Exercise details:
Please turn the stretch from the start of the records through the line containing "446, 1115, 476]" into a JSON list of strings, one string per line, with blank lines left out.

** Start Available records **

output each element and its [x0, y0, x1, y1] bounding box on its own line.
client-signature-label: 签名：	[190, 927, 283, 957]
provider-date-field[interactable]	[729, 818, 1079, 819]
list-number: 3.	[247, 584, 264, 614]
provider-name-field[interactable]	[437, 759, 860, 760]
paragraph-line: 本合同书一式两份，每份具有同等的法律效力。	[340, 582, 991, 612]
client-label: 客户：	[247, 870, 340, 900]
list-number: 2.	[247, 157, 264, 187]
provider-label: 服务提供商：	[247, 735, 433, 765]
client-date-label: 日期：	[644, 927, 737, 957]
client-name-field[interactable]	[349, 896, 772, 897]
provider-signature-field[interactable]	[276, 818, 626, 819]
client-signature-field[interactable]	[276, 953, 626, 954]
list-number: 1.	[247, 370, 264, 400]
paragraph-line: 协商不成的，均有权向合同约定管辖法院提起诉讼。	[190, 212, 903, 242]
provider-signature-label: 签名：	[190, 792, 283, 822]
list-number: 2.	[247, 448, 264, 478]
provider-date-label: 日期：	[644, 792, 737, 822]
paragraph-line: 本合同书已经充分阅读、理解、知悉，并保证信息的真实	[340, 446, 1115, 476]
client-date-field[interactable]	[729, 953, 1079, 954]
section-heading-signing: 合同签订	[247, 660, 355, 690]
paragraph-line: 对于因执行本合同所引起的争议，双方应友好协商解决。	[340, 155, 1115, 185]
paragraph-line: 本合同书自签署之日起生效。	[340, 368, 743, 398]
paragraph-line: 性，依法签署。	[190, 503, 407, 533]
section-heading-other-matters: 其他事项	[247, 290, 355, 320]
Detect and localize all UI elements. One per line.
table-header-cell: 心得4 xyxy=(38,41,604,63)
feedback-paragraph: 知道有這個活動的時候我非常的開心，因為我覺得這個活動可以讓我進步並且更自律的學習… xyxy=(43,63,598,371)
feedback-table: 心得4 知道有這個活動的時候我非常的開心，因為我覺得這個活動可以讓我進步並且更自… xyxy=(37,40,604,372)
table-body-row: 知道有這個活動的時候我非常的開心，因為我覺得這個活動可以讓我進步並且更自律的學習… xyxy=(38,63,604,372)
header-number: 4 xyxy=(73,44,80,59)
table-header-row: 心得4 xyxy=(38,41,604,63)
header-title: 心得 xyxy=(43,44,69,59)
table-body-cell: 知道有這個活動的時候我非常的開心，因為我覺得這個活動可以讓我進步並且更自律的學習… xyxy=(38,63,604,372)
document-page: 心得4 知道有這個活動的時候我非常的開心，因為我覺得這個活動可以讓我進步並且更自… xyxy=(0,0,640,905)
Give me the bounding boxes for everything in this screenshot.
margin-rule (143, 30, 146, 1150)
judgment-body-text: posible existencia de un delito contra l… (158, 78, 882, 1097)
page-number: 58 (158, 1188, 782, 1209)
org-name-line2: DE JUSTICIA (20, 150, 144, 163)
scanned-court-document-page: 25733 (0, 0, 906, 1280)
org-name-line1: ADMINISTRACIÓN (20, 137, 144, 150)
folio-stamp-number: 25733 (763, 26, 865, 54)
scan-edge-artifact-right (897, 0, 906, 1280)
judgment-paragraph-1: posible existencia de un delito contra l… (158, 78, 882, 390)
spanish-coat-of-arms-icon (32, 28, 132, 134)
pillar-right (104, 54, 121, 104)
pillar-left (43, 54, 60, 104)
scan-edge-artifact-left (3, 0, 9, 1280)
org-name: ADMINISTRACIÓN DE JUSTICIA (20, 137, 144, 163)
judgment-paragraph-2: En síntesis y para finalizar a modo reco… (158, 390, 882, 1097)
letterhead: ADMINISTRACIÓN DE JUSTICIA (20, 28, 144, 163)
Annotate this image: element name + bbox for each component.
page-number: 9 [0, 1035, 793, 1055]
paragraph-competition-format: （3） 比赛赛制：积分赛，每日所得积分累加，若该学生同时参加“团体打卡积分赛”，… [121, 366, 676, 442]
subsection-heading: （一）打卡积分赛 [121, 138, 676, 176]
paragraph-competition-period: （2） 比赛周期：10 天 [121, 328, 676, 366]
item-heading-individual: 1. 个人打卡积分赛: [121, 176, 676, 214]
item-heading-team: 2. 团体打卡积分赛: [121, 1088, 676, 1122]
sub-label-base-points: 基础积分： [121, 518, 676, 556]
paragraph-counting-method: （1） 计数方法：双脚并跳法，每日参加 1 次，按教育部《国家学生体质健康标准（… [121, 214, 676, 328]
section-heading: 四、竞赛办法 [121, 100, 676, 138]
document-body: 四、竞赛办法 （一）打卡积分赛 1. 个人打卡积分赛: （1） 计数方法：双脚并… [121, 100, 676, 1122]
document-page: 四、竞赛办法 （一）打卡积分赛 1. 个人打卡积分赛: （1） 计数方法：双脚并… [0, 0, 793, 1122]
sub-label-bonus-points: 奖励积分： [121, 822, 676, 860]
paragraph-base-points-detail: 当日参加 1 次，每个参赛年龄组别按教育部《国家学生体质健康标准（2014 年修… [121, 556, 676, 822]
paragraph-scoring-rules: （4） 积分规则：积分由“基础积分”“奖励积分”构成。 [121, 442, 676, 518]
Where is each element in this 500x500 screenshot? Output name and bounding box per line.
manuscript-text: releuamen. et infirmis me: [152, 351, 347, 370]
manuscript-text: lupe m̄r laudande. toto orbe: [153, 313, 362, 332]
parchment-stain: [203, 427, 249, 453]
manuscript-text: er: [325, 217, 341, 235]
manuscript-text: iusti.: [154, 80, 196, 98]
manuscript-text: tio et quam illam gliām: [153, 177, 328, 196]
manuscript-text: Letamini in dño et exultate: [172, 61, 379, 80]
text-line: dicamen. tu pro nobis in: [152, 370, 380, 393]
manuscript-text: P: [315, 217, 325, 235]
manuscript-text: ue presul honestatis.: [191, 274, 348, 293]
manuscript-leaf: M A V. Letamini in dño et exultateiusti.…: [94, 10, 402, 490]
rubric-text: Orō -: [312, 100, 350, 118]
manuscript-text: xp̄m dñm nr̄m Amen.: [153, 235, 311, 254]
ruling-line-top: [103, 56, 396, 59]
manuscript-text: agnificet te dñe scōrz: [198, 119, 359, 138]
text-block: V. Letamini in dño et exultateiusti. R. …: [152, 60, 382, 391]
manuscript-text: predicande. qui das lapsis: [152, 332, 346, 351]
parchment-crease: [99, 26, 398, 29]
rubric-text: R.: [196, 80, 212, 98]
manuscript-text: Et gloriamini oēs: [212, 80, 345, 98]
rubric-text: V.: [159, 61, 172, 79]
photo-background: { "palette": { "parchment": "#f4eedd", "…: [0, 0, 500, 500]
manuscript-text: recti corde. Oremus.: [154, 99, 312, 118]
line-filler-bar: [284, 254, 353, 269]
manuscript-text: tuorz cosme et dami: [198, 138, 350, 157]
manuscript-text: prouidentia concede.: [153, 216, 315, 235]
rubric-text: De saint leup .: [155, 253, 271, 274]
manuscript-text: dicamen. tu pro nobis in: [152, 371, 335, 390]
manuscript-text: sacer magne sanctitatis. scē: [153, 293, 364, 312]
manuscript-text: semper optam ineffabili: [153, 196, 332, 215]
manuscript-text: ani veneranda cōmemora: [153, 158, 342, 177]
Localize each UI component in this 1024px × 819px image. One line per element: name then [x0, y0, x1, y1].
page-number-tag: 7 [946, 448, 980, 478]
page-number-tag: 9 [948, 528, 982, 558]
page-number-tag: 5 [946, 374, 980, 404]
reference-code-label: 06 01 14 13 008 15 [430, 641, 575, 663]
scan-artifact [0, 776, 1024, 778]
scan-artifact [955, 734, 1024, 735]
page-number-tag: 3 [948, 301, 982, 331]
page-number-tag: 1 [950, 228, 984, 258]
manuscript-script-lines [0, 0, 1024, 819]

** End Available records **

Exercise response:
[
  "output each element and its [x0, y0, x1, y1] bounding box on its own line.",
  "client-signature-label: 签名：\t[190, 927, 283, 957]",
  "provider-date-field[interactable]\t[729, 818, 1079, 819]",
  "list-number: 3.\t[247, 584, 264, 614]",
  "provider-name-field[interactable]\t[437, 759, 860, 760]",
  "paragraph-line: 本合同书一式两份，每份具有同等的法律效力。\t[340, 582, 991, 612]",
  "client-label: 客户：\t[247, 870, 340, 900]",
  "list-number: 2.\t[247, 157, 264, 187]",
  "provider-label: 服务提供商：\t[247, 735, 433, 765]",
  "client-date-label: 日期：\t[644, 927, 737, 957]",
  "client-name-field[interactable]\t[349, 896, 772, 897]",
  "provider-signature-field[interactable]\t[276, 818, 626, 819]",
  "client-signature-field[interactable]\t[276, 953, 626, 954]",
  "list-number: 1.\t[247, 370, 264, 400]",
  "paragraph-line: 协商不成的，均有权向合同约定管辖法院提起诉讼。\t[190, 212, 903, 242]",
  "provider-signature-label: 签名：\t[190, 792, 283, 822]",
  "list-number: 2.\t[247, 448, 264, 478]",
  "provider-date-label: 日期：\t[644, 792, 737, 822]",
  "paragraph-line: 本合同书已经充分阅读、理解、知悉，并保证信息的真实\t[340, 446, 1115, 476]"
]